Convert every line of the material below into a Markdown table with two columns, Row for the line number and Content for the line, skipping blank lines. Leave the pictures out of your answer.

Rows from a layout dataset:
——————————

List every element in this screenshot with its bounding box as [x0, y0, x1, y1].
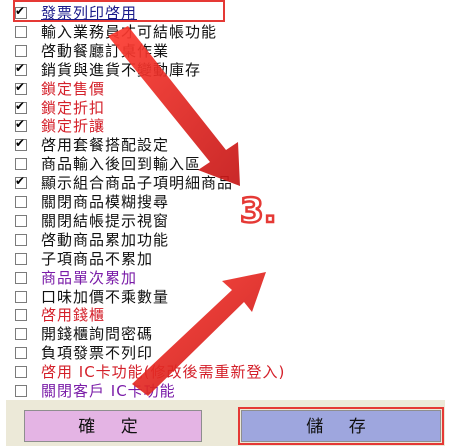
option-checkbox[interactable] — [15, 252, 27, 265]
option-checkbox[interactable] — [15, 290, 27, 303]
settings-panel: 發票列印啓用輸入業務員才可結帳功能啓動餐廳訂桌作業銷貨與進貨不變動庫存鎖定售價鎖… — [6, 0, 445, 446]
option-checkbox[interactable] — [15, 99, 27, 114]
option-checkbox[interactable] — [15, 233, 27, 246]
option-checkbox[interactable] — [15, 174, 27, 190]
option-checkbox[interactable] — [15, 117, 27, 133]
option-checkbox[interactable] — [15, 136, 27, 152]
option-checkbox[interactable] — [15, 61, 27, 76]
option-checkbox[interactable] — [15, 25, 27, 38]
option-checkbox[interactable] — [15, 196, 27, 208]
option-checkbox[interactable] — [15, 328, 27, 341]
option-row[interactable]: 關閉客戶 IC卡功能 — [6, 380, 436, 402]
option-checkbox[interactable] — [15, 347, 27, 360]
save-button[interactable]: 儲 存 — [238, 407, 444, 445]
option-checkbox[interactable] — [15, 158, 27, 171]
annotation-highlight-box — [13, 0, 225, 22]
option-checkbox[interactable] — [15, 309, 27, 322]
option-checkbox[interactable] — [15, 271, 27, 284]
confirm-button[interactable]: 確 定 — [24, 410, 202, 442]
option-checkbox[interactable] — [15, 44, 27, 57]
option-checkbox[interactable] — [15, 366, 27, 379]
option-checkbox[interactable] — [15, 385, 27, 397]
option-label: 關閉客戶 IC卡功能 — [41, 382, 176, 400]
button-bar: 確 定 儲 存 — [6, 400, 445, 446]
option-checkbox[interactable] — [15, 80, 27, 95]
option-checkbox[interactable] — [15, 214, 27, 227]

——————————

> [CORRECT ANSWER]
| Row | Content |
|---|---|
| 1 | List every element in this screenshot with its bounding box as [x0, y0, x1, y1]. |
| 2 | option-checkbox[interactable] — [15, 252, 27, 265] |
| 3 | option-checkbox[interactable] — [15, 290, 27, 303] |
| 4 | settings-panel: 發票列印啓用輸入業務員才可結帳功能啓動餐廳訂桌作業銷貨與進貨不變動庫存鎖定售價鎖… — [6, 0, 445, 446] |
| 5 | option-checkbox[interactable] — [15, 99, 27, 114] |
| 6 | option-checkbox[interactable] — [15, 233, 27, 246] |
| 7 | option-checkbox[interactable] — [15, 174, 27, 190] |
| 8 | option-checkbox[interactable] — [15, 117, 27, 133] |
| 9 | option-checkbox[interactable] — [15, 136, 27, 152] |
| 10 | option-checkbox[interactable] — [15, 61, 27, 76] |
| 11 | option-checkbox[interactable] — [15, 25, 27, 38] |
| 12 | option-checkbox[interactable] — [15, 196, 27, 208] |
| 13 | option-checkbox[interactable] — [15, 328, 27, 341] |
| 14 | option-row[interactable]: 關閉客戶 IC卡功能 — [6, 380, 436, 402] |
| 15 | option-checkbox[interactable] — [15, 347, 27, 360] |
| 16 | save-button[interactable]: 儲 存 — [238, 407, 444, 445] |
| 17 | option-checkbox[interactable] — [15, 158, 27, 171] |
| 18 | annotation-highlight-box — [13, 0, 225, 22] |
| 19 | option-checkbox[interactable] — [15, 309, 27, 322] |
| 20 | option-checkbox[interactable] — [15, 271, 27, 284] |
| 21 | confirm-button[interactable]: 確 定 — [24, 410, 202, 442] |
| 22 | option-checkbox[interactable] — [15, 44, 27, 57] |
| 23 | option-checkbox[interactable] — [15, 366, 27, 379] |
| 24 | option-checkbox[interactable] — [15, 385, 27, 397] |
| 25 | option-label: 關閉客戶 IC卡功能 — [41, 382, 176, 400] |
| 26 | button-bar: 確 定 儲 存 — [6, 400, 445, 446] |
| 27 | option-checkbox[interactable] — [15, 80, 27, 95] |
| 28 | option-checkbox[interactable] — [15, 214, 27, 227] |